--- begin ---

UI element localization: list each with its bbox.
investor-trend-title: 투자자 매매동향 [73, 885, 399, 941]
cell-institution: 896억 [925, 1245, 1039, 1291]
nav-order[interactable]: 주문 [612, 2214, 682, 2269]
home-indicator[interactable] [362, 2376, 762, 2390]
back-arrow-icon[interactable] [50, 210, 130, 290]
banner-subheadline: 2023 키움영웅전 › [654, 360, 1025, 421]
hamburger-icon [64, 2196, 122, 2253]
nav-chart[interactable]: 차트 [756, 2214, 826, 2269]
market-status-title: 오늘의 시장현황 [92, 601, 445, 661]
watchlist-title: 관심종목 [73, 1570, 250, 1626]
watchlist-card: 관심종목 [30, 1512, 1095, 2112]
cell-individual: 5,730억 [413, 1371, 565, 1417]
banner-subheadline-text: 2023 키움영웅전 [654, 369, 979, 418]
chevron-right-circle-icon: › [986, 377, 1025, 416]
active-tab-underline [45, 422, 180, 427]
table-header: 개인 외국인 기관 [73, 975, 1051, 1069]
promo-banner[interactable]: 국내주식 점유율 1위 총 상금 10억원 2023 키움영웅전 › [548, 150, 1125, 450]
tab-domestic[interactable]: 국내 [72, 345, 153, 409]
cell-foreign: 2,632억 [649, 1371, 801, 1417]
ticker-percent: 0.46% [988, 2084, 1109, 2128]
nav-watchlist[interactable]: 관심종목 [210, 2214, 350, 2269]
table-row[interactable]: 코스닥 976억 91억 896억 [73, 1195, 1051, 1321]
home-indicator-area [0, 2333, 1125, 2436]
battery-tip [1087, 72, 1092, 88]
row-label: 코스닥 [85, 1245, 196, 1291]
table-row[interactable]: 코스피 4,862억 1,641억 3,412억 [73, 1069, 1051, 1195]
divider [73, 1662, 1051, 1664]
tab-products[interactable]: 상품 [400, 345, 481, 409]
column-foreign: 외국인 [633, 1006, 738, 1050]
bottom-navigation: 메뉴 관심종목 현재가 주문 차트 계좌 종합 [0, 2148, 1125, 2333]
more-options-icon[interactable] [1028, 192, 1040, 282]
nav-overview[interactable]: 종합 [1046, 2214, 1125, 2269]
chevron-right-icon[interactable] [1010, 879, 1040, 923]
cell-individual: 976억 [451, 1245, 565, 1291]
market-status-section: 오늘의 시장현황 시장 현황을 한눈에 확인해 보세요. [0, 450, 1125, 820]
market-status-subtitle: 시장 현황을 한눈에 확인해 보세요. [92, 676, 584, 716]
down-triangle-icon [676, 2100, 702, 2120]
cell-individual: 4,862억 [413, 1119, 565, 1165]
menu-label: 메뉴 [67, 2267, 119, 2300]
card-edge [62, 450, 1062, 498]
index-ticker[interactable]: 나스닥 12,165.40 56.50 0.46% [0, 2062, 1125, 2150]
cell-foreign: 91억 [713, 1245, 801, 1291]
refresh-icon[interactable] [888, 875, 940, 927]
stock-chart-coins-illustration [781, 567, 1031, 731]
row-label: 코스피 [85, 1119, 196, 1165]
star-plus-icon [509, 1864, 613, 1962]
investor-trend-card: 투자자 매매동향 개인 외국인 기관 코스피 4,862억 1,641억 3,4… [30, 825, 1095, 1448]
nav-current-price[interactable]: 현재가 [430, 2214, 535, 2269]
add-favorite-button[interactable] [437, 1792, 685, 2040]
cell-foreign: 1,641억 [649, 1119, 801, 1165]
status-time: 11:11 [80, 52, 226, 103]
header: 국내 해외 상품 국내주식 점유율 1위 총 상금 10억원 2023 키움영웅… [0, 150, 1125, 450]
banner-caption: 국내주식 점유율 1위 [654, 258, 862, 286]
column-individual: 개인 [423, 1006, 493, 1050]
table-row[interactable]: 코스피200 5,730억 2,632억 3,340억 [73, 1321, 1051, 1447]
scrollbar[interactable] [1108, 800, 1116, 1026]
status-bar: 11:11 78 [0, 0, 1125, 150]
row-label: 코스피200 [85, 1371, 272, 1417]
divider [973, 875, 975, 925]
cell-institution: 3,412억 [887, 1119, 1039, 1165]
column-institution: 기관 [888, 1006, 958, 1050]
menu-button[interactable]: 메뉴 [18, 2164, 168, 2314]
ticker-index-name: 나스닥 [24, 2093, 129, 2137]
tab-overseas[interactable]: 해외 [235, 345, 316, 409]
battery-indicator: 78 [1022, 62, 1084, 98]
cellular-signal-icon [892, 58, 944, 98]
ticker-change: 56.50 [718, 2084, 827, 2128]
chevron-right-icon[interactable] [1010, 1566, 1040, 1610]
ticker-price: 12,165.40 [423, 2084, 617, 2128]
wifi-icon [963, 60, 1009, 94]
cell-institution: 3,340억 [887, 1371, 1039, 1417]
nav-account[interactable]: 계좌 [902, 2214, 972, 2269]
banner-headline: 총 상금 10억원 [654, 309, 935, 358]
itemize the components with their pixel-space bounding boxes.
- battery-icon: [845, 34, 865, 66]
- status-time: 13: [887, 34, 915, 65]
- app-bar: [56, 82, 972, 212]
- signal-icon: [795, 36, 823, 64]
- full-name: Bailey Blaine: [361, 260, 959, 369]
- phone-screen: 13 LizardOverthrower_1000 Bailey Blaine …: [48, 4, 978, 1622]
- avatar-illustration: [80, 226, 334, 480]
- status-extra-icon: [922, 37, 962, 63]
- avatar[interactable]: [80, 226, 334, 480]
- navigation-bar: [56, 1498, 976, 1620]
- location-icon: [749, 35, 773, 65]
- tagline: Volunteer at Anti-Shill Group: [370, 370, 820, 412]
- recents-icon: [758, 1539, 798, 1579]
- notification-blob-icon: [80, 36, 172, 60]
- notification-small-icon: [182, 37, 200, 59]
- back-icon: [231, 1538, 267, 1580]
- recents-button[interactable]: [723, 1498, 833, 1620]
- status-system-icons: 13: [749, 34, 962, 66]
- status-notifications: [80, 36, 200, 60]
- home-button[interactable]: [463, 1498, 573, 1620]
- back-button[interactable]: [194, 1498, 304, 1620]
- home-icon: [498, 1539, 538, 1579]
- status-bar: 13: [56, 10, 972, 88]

--- end ---

* _Work instructions_: Copy all of the records above verbatim.

* _Solution to this problem_:
UI element localization: list each with its bbox.
investor-trend-title: 투자자 매매동향 [73, 885, 399, 941]
cell-institution: 896억 [925, 1245, 1039, 1291]
nav-order[interactable]: 주문 [612, 2214, 682, 2269]
home-indicator[interactable] [362, 2376, 762, 2390]
back-arrow-icon[interactable] [50, 210, 130, 290]
banner-subheadline: 2023 키움영웅전 › [654, 360, 1025, 421]
hamburger-icon [64, 2196, 122, 2253]
nav-chart[interactable]: 차트 [756, 2214, 826, 2269]
market-status-title: 오늘의 시장현황 [92, 601, 445, 661]
watchlist-title: 관심종목 [73, 1570, 250, 1626]
watchlist-card: 관심종목 [30, 1512, 1095, 2112]
cell-individual: 5,730억 [413, 1371, 565, 1417]
banner-subheadline-text: 2023 키움영웅전 [654, 369, 979, 418]
chevron-right-circle-icon: › [986, 377, 1025, 416]
active-tab-underline [45, 422, 180, 427]
table-header: 개인 외국인 기관 [73, 975, 1051, 1069]
promo-banner[interactable]: 국내주식 점유율 1위 총 상금 10억원 2023 키움영웅전 › [548, 150, 1125, 450]
tab-domestic[interactable]: 국내 [72, 345, 153, 409]
cell-foreign: 2,632억 [649, 1371, 801, 1417]
ticker-percent: 0.46% [988, 2084, 1109, 2128]
nav-watchlist[interactable]: 관심종목 [210, 2214, 350, 2269]
table-row[interactable]: 코스닥 976억 91억 896억 [73, 1195, 1051, 1321]
home-indicator-area [0, 2333, 1125, 2436]
battery-tip [1087, 72, 1092, 88]
row-label: 코스닥 [85, 1245, 196, 1291]
table-row[interactable]: 코스피 4,862억 1,641억 3,412억 [73, 1069, 1051, 1195]
divider [73, 1662, 1051, 1664]
tab-products[interactable]: 상품 [400, 345, 481, 409]
column-foreign: 외국인 [633, 1006, 738, 1050]
bottom-navigation: 메뉴 관심종목 현재가 주문 차트 계좌 종합 [0, 2148, 1125, 2333]
more-options-icon[interactable] [1028, 192, 1040, 282]
nav-overview[interactable]: 종합 [1046, 2214, 1125, 2269]
chevron-right-icon[interactable] [1010, 879, 1040, 923]
cell-individual: 976억 [451, 1245, 565, 1291]
market-status-section: 오늘의 시장현황 시장 현황을 한눈에 확인해 보세요. [0, 450, 1125, 820]
market-status-subtitle: 시장 현황을 한눈에 확인해 보세요. [92, 676, 584, 716]
down-triangle-icon [676, 2100, 702, 2120]
cell-individual: 4,862억 [413, 1119, 565, 1165]
menu-label: 메뉴 [67, 2267, 119, 2300]
card-edge [62, 450, 1062, 498]
index-ticker[interactable]: 나스닥 12,165.40 56.50 0.46% [0, 2062, 1125, 2150]
cell-foreign: 91억 [713, 1245, 801, 1291]
refresh-icon[interactable] [888, 875, 940, 927]
stock-chart-coins-illustration [781, 567, 1031, 731]
row-label: 코스피 [85, 1119, 196, 1165]
star-plus-icon [509, 1864, 613, 1962]
investor-trend-card: 투자자 매매동향 개인 외국인 기관 코스피 4,862억 1,641억 3,4… [30, 825, 1095, 1448]
nav-current-price[interactable]: 현재가 [430, 2214, 535, 2269]
add-favorite-button[interactable] [437, 1792, 685, 2040]
cell-foreign: 1,641억 [649, 1119, 801, 1165]
status-time: 11:11 [80, 52, 226, 103]
header: 국내 해외 상품 국내주식 점유율 1위 총 상금 10억원 2023 키움영웅… [0, 150, 1125, 450]
banner-caption: 국내주식 점유율 1위 [654, 258, 862, 286]
column-individual: 개인 [423, 1006, 493, 1050]
table-row[interactable]: 코스피200 5,730억 2,632억 3,340억 [73, 1321, 1051, 1447]
scrollbar[interactable] [1108, 800, 1116, 1026]
status-bar: 11:11 78 [0, 0, 1125, 150]
row-label: 코스피200 [85, 1371, 272, 1417]
divider [973, 875, 975, 925]
cell-institution: 3,412억 [887, 1119, 1039, 1165]
column-institution: 기관 [888, 1006, 958, 1050]
menu-button[interactable]: 메뉴 [18, 2164, 168, 2314]
ticker-index-name: 나스닥 [24, 2093, 129, 2137]
tab-overseas[interactable]: 해외 [235, 345, 316, 409]
battery-indicator: 78 [1022, 62, 1084, 98]
cellular-signal-icon [892, 58, 944, 98]
ticker-change: 56.50 [718, 2084, 827, 2128]
chevron-right-icon[interactable] [1010, 1566, 1040, 1610]
ticker-price: 12,165.40 [423, 2084, 617, 2128]
wifi-icon [963, 60, 1009, 94]
cell-institution: 3,340억 [887, 1371, 1039, 1417]
nav-account[interactable]: 계좌 [902, 2214, 972, 2269]
banner-headline: 총 상금 10억원 [654, 309, 935, 358]
itemize the components with their pixel-space bounding boxes.
- battery-icon: [845, 34, 865, 66]
- status-time: 13: [887, 34, 915, 65]
- app-bar: [56, 82, 972, 212]
- signal-icon: [795, 36, 823, 64]
- full-name: Bailey Blaine: [361, 260, 959, 369]
- phone-screen: 13 LizardOverthrower_1000 Bailey Blaine …: [48, 4, 978, 1622]
- avatar-illustration: [80, 226, 334, 480]
- status-extra-icon: [922, 37, 962, 63]
- avatar[interactable]: [80, 226, 334, 480]
- navigation-bar: [56, 1498, 976, 1620]
- location-icon: [749, 35, 773, 65]
- tagline: Volunteer at Anti-Shill Group: [370, 370, 820, 412]
- recents-icon: [758, 1539, 798, 1579]
- notification-blob-icon: [80, 36, 172, 60]
- notification-small-icon: [182, 37, 200, 59]
- back-icon: [231, 1538, 267, 1580]
- recents-button[interactable]: [723, 1498, 833, 1620]
- status-system-icons: 13: [749, 34, 962, 66]
- status-notifications: [80, 36, 200, 60]
- home-button[interactable]: [463, 1498, 573, 1620]
- back-button[interactable]: [194, 1498, 304, 1620]
- home-icon: [498, 1539, 538, 1579]
- status-bar: 13: [56, 10, 972, 88]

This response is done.